>>>

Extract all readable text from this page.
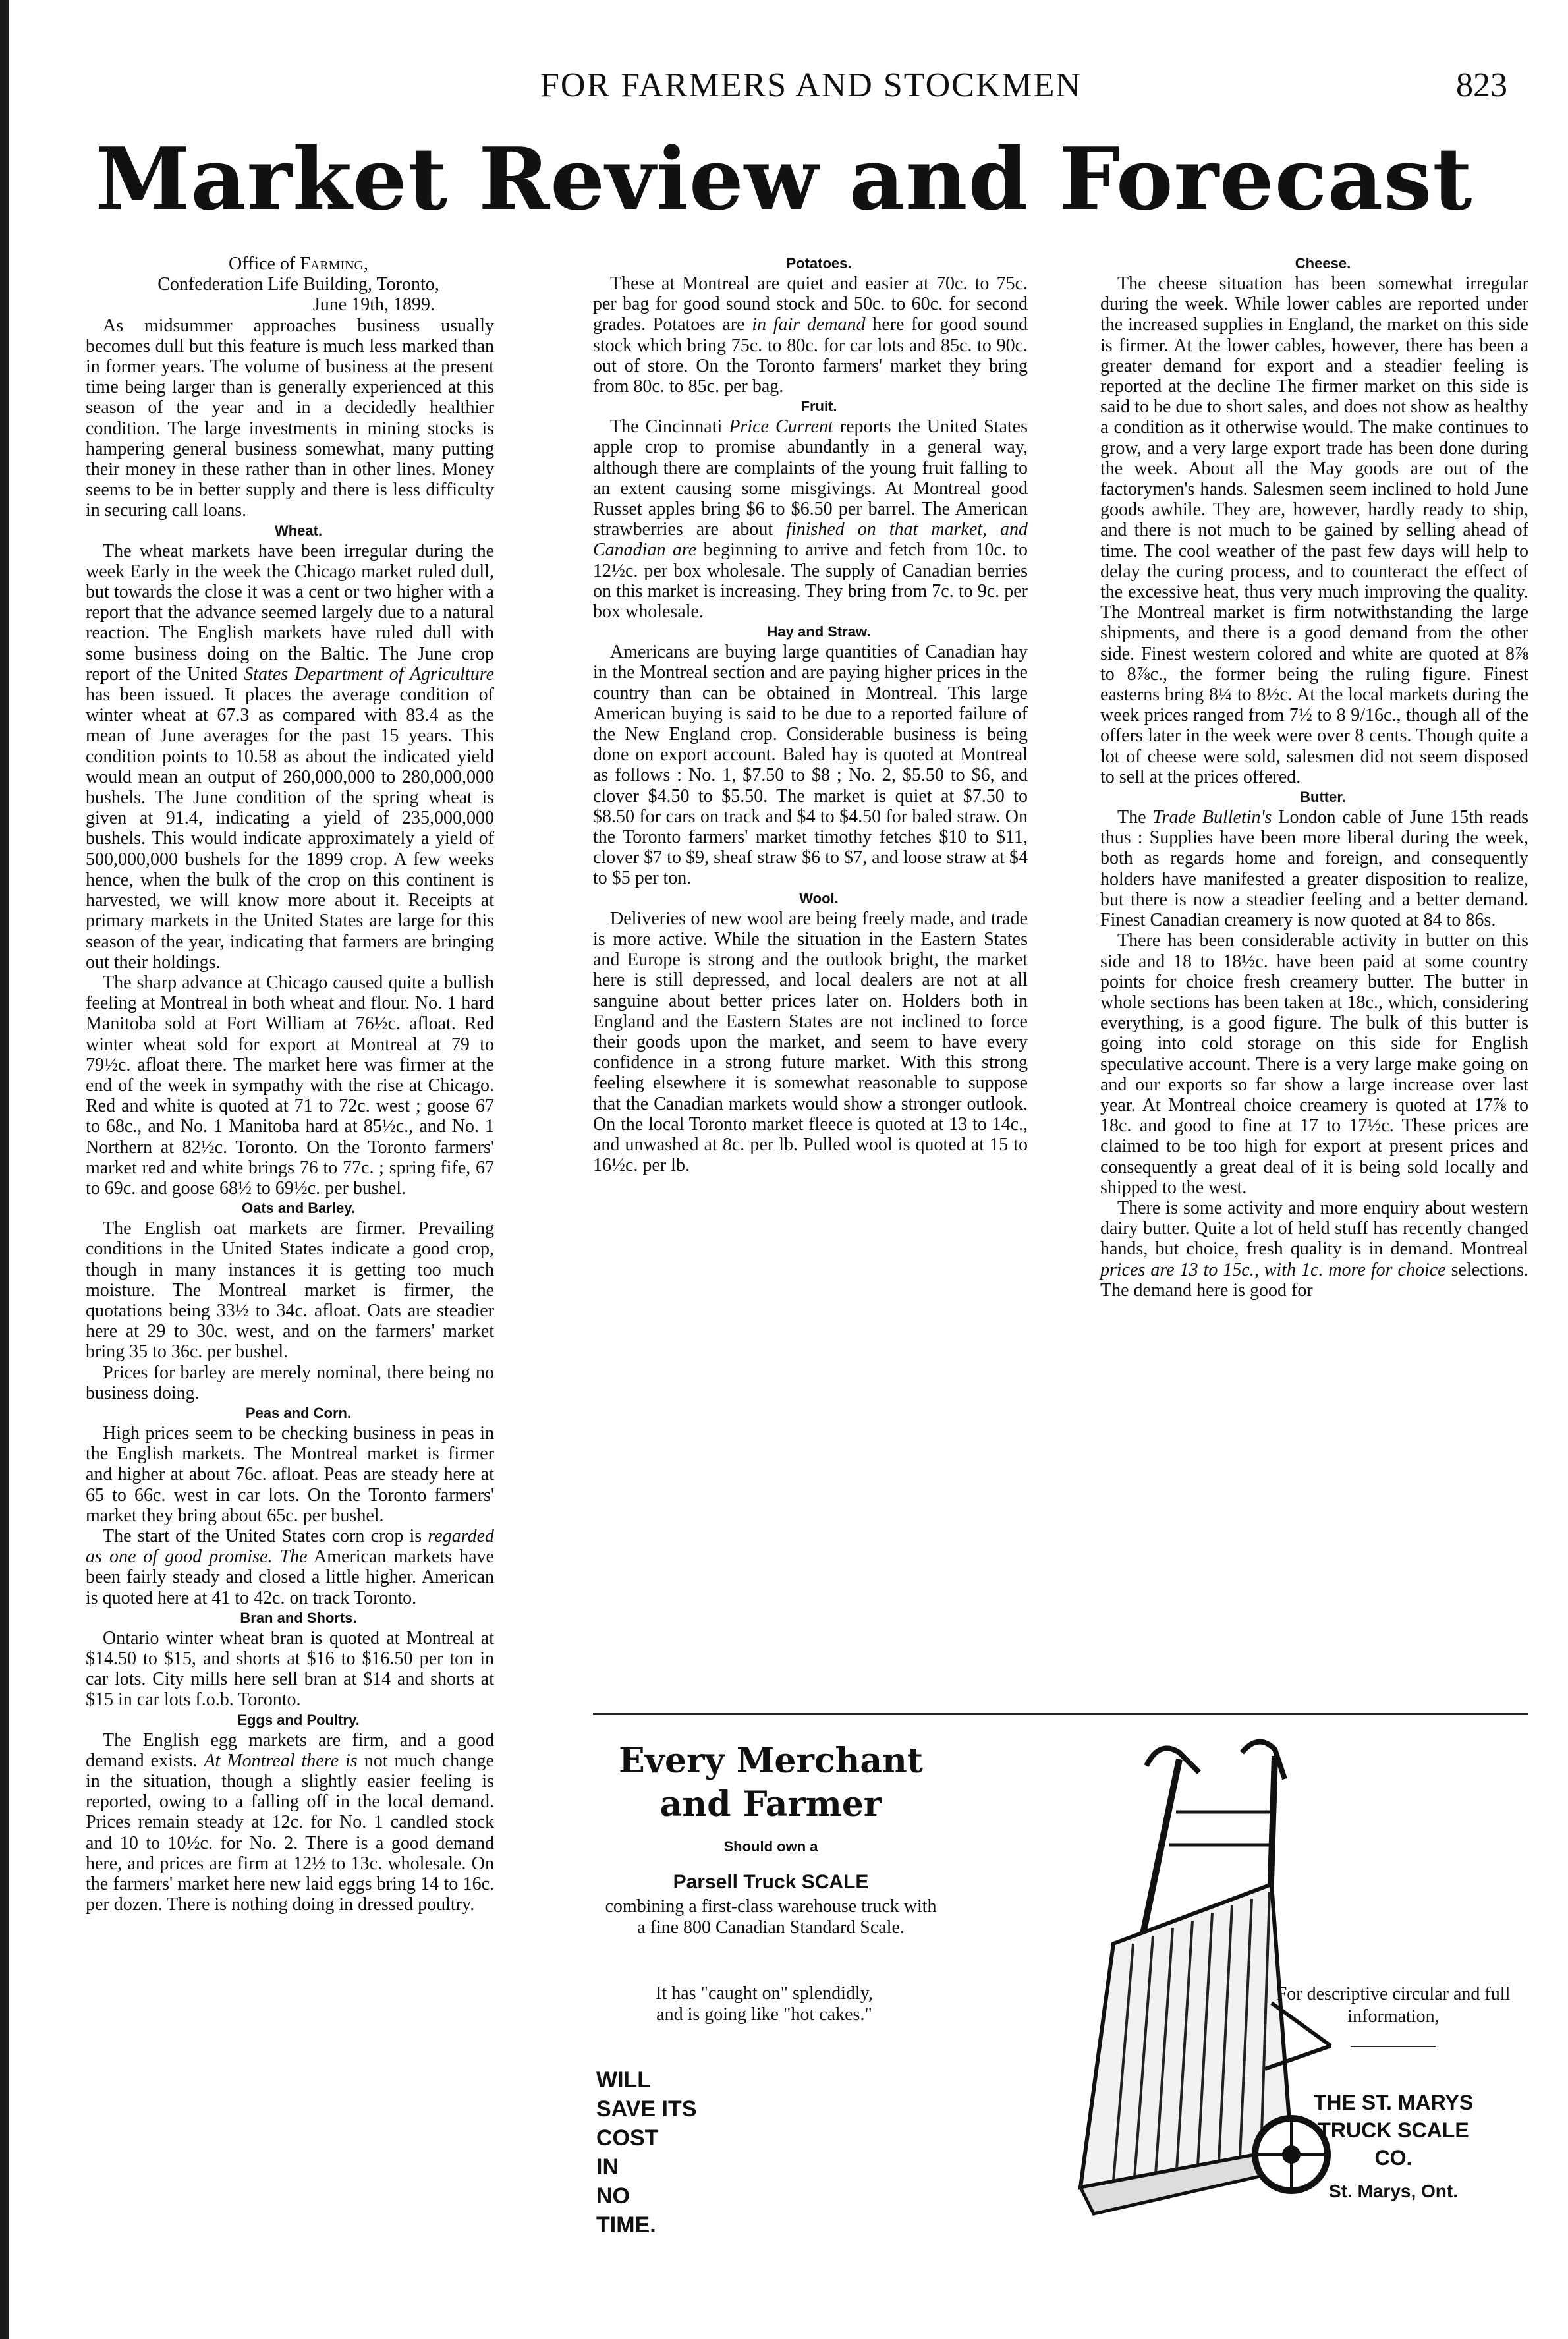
FOR FARMERS AND STOCKMEN	823
Market Review and Forecast

Office of Farming,

Confederation Life Building, Toronto,

June 19th, 1899.

As midsummer approaches business usually becomes dull but this feature is much less marked than in former years. The volume of business at the present time being larger than is generally experienced at this season of the year and in a decidedly healthier condition. The large investments in mining stocks is hampering general business somewhat, many putting their money in these rather than in other lines. Money seems to be in better supply and there is less difficulty in securing call loans.

Wheat.

The wheat markets have been irregular during the week Early in the week the Chicago market ruled dull, but towards the close it was a cent or two higher with a report that the advance seemed largely due to a natural reaction. The English markets have ruled dull with some business doing on the Baltic. The June crop report of the United States Department of Agriculture has been issued. It places the average condition of winter wheat at 67.3 as compared with 83.4 as the mean of June averages for the past 15 years. This condition points to 10.58 as about the indicated yield would mean an output of 260,000,000 to 280,000,000 bushels. The June condition of the spring wheat is given at 91.4, indicating a yield of 235,000,000 bushels. This would indicate approximately a yield of 500,000,000 bushels for the 1899 crop. A few weeks hence, when the bulk of the crop on this continent is harvested, we will know more about it. Receipts at primary markets in the United States are large for this season of the year, indicating that farmers are bringing out their holdings.

The sharp advance at Chicago caused quite a bullish feeling at Montreal in both wheat and flour. No. 1 hard Manitoba sold at Fort William at 76½c. afloat. Red winter wheat sold for export at Montreal at 79 to 79½c. afloat there. The market here was firmer at the end of the week in sympathy with the rise at Chicago. Red and white is quoted at 71 to 72c. west ; goose 67 to 68c., and No. 1 Manitoba hard at 85½c., and No. 1 Northern at 82½c. Toronto. On the Toronto farmers' market red and white brings 76 to 77c. ; spring fife, 67 to 69c. and goose 68½ to 69½c. per bushel.

Oats and Barley.

The English oat markets are firmer. Prevailing conditions in the United States indicate a good crop, though in many instances it is getting too much moisture. The Montreal market is firmer, the quotations being 33½ to 34c. afloat. Oats are steadier here at 29 to 30c. west, and on the farmers' market bring 35 to 36c. per bushel.

Prices for barley are merely nominal, there being no business doing.

Peas and Corn.

High prices seem to be checking business in peas in the English markets. The Montreal market is firmer and higher at about 76c. afloat. Peas are steady here at 65 to 66c. west in car lots. On the Toronto farmers' market they bring about 65c. per bushel.

The start of the United States corn crop is regarded as one of good promise. The American markets have been fairly steady and closed a little higher. American is quoted here at 41 to 42c. on track Toronto.

Bran and Shorts.

Ontario winter wheat bran is quoted at Montreal at $14.50 to $15, and shorts at $16 to $16.50 per ton in car lots. City mills here sell bran at $14 and shorts at $15 in car lots f.o.b. Toronto.

Eggs and Poultry.

The English egg markets are firm, and a good demand exists. At Montreal there is not much change in the situation, though a slightly easier feeling is reported, owing to a falling off in the local demand. Prices remain steady at 12c. for No. 1 candled stock and 10 to 10½c. for No. 2. There is a good demand here, and prices are firm at 12½ to 13c. wholesale. On the farmers' market here new laid eggs bring 14 to 16c. per dozen. There is nothing doing in dressed poultry.

Potatoes.

These at Montreal are quiet and easier at 70c. to 75c. per bag for good sound stock and 50c. to 60c. for second grades. Potatoes are in fair demand here for good sound stock which bring 75c. to 80c. for car lots and 85c. to 90c. out of store. On the Toronto farmers' market they bring from 80c. to 85c. per bag.

Fruit.

The Cincinnati Price Current reports the United States apple crop to promise abundantly in a general way, although there are complaints of the young fruit falling to an extent causing some misgivings. At Montreal good Russet apples bring $6 to $6.50 per barrel. The American strawberries are about finished on that market, and Canadian are beginning to arrive and fetch from 10c. to 12½c. per box wholesale. The supply of Canadian berries on this market is increasing. They bring from 7c. to 9c. per box wholesale.

Hay and Straw.

Americans are buying large quantities of Canadian hay in the Montreal section and are paying higher prices in the country than can be obtained in Montreal. This large American buying is said to be due to a reported failure of the New England crop. Considerable business is being done on export account. Baled hay is quoted at Montreal as follows : No. 1, $7.50 to $8 ; No. 2, $5.50 to $6, and clover $4.50 to $5.50. The market is quiet at $7.50 to $8.50 for cars on track and $4 to $4.50 for baled straw. On the Toronto farmers' market timothy fetches $10 to $11, clover $7 to $9, sheaf straw $6 to $7, and loose straw at $4 to $5 per ton.

Wool.

Deliveries of new wool are being freely made, and trade is more active. While the situation in the Eastern States and Europe is strong and the outlook bright, the market here is still depressed, and local dealers are not at all sanguine about better prices later on. Holders both in England and the Eastern States are not inclined to force their goods upon the market, and seem to have every confidence in a strong future market. With this strong feeling elsewhere it is somewhat reasonable to suppose that the Canadian markets would show a stronger outlook. On the local Toronto market fleece is quoted at 13 to 14c., and unwashed at 8c. per lb. Pulled wool is quoted at 15 to 16½c. per lb.

Cheese.

The cheese situation has been somewhat irregular during the week. While lower cables are reported under the increased supplies in England, the market on this side is firmer. At the lower cables, however, there has been a greater demand for export and a steadier feeling is reported at the decline The firmer market on this side is said to be due to short sales, and does not show as healthy a condition as it otherwise would. The make continues to grow, and a very large export trade has been done during the week. About all the May goods are out of the factorymen's hands. Salesmen seem inclined to hold June goods awhile. They are, however, hardly ready to ship, and there is not much to be gained by selling ahead of time. The cool weather of the past few days will help to delay the curing process, and to counteract the effect of the excessive heat, thus very much improving the quality. The Montreal market is firm notwithstanding the large shipments, and there is a good demand from the other side. Finest western colored and white are quoted at 8⅞ to 8⅞c., the former being the ruling figure. Finest easterns bring 8¼ to 8½c. At the local markets during the week prices ranged from 7½ to 8 9/16c., though all of the offers later in the week were over 8 cents. Though quite a lot of cheese were sold, salesmen did not seem disposed to sell at the prices offered.

Butter.

The Trade Bulletin's London cable of June 15th reads thus : Supplies have been more liberal during the week, both as regards home and foreign, and consequently holders have manifested a greater disposition to realize, but there is now a steadier feeling and a better demand. Finest Canadian creamery is now quoted at 84 to 86s.

There has been considerable activity in butter on this side and 18 to 18½c. have been paid at some country points for choice fresh creamery butter. The butter in whole sections has been taken at 18c., which, considering everything, is a good figure. The bulk of this butter is going into cold storage on this side for English speculative account. There is a very large make going on and our exports so far show a large increase over last year. At Montreal choice creamery is quoted at 17⅞ to 18c. and good to fine at 17 to 17½c. These prices are claimed to be too high for export at present prices and consequently a great deal of it is being sold locally and shipped to the west.

There is some activity and more enquiry about western dairy butter. Quite a lot of held stuff has recently changed hands, but choice, fresh quality is in demand. Montreal prices are 13 to 15c., with 1c. more for choice selections. The demand here is good for

Every Merchant
and Farmer
Should own a
Parsell Truck SCALE
combining a first-class warehouse truck with a fine 800 Canadian Standard Scale.
It has "caught on" splendidly, and is going like "hot cakes."
WILL
SAVE ITS
COST
IN
NO
TIME.
For descriptive circular and full information,
THE ST. MARYS
TRUCK SCALE
CO.
St. Marys, Ont.
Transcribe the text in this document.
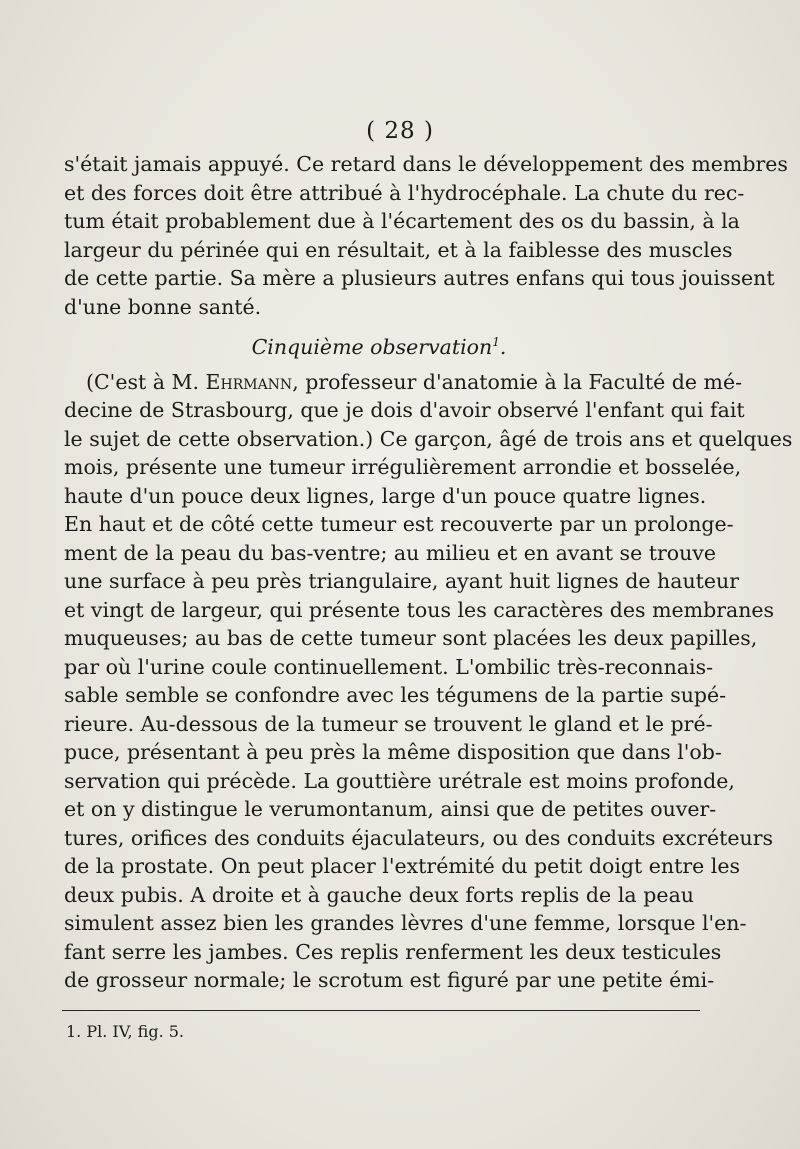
( 28 )
s'était jamais appuyé. Ce retard dans le développement des membres
et des forces doit être attribué à l'hydrocéphale. La chute du rec-
tum était probablement due à l'écartement des os du bassin, à la
largeur du périnée qui en résultait, et à la faiblesse des muscles
de cette partie. Sa mère a plusieurs autres enfans qui tous jouissent
d'une bonne santé.
Cinquième observation$^1$.
(C'est à M. Ehrmann, professeur d'anatomie à la Faculté de mé-
decine de Strasbourg, que je dois d'avoir observé l'enfant qui fait
le sujet de cette observation.) Ce garçon, âgé de trois ans et quelques
mois, présente une tumeur irrégulièrement arrondie et bosselée,
haute d'un pouce deux lignes, large d'un pouce quatre lignes.
En haut et de côté cette tumeur est recouverte par un prolonge-
ment de la peau du bas-ventre; au milieu et en avant se trouve
une surface à peu près triangulaire, ayant huit lignes de hauteur
et vingt de largeur, qui présente tous les caractères des membranes
muqueuses; au bas de cette tumeur sont placées les deux papilles,
par où l'urine coule continuellement. L'ombilic très-reconnais-
sable semble se confondre avec les tégumens de la partie supé-
rieure. Au-dessous de la tumeur se trouvent le gland et le pré-
puce, présentant à peu près la même disposition que dans l'ob-
servation qui précède. La gouttière urétrale est moins profonde,
et on y distingue le verumontanum, ainsi que de petites ouver-
tures, orifices des conduits éjaculateurs, ou des conduits excréteurs
de la prostate. On peut placer l'extrémité du petit doigt entre les
deux pubis. A droite et à gauche deux forts replis de la peau
simulent assez bien les grandes lèvres d'une femme, lorsque l'en-
fant serre les jambes. Ces replis renferment les deux testicules
de grosseur normale; le scrotum est figuré par une petite émi-
1. Pl. IV, fig. 5.
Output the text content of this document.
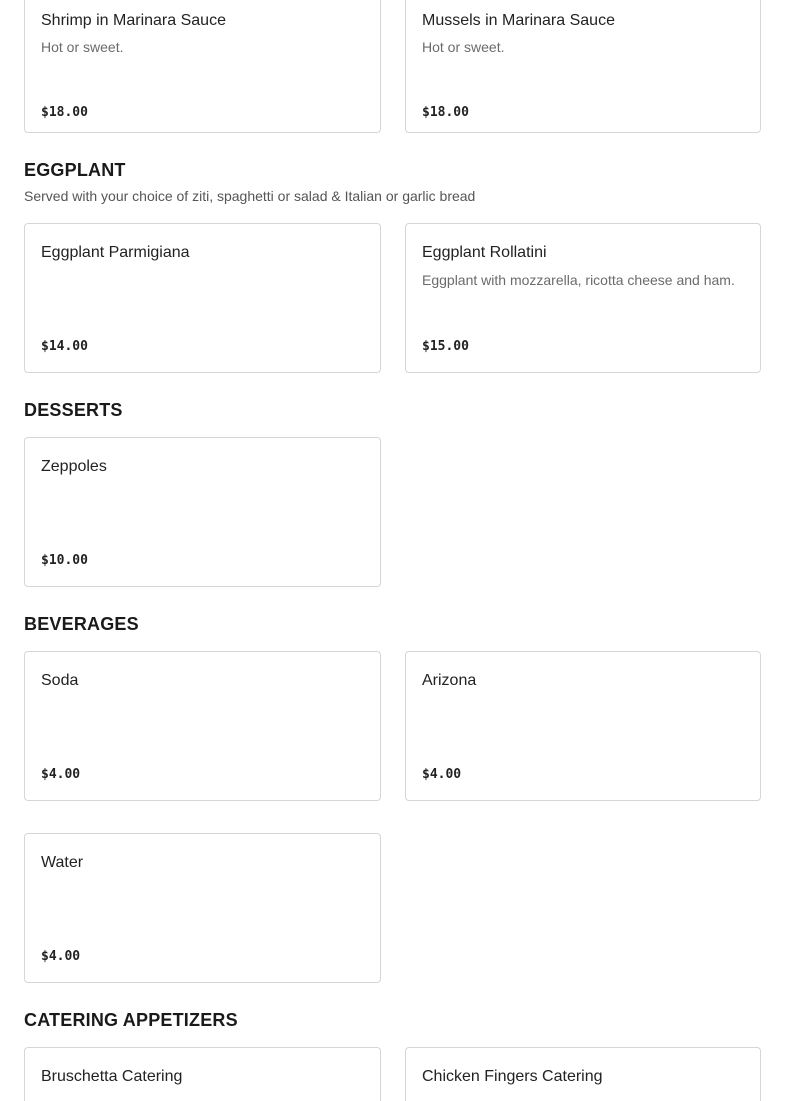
Shrimp in Marinara Sauce
Hot or sweet.
$18.00
Mussels in Marinara Sauce
Hot or sweet.
$18.00
EGGPLANT
Served with your choice of ziti, spaghetti or salad & Italian or garlic bread
Eggplant Parmigiana
$14.00
Eggplant Rollatini
Eggplant with mozzarella, ricotta cheese and ham.
$15.00
DESSERTS
Zeppoles
$10.00
BEVERAGES
Soda
$4.00
Arizona
$4.00
Water
$4.00
CATERING APPETIZERS
Bruschetta Catering	Chicken Fingers Catering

<<<

▶ _What you are asked to do_: Set down exactly, from the line that contains "Output the text content of this document." through the last line of the data, each line as it stands, and leave the pictures out.

▶ _Answer to this problem_:
Output the text content of this document.
Shrimp in Marinara Sauce
Hot or sweet.
$18.00
Mussels in Marinara Sauce
Hot or sweet.
$18.00
EGGPLANT
Served with your choice of ziti, spaghetti or salad & Italian or garlic bread
Eggplant Parmigiana
$14.00
Eggplant Rollatini
Eggplant with mozzarella, ricotta cheese and ham.
$15.00
DESSERTS
Zeppoles
$10.00
BEVERAGES
Soda
$4.00
Arizona
$4.00
Water
$4.00
CATERING APPETIZERS
Bruschetta Catering	Chicken Fingers Catering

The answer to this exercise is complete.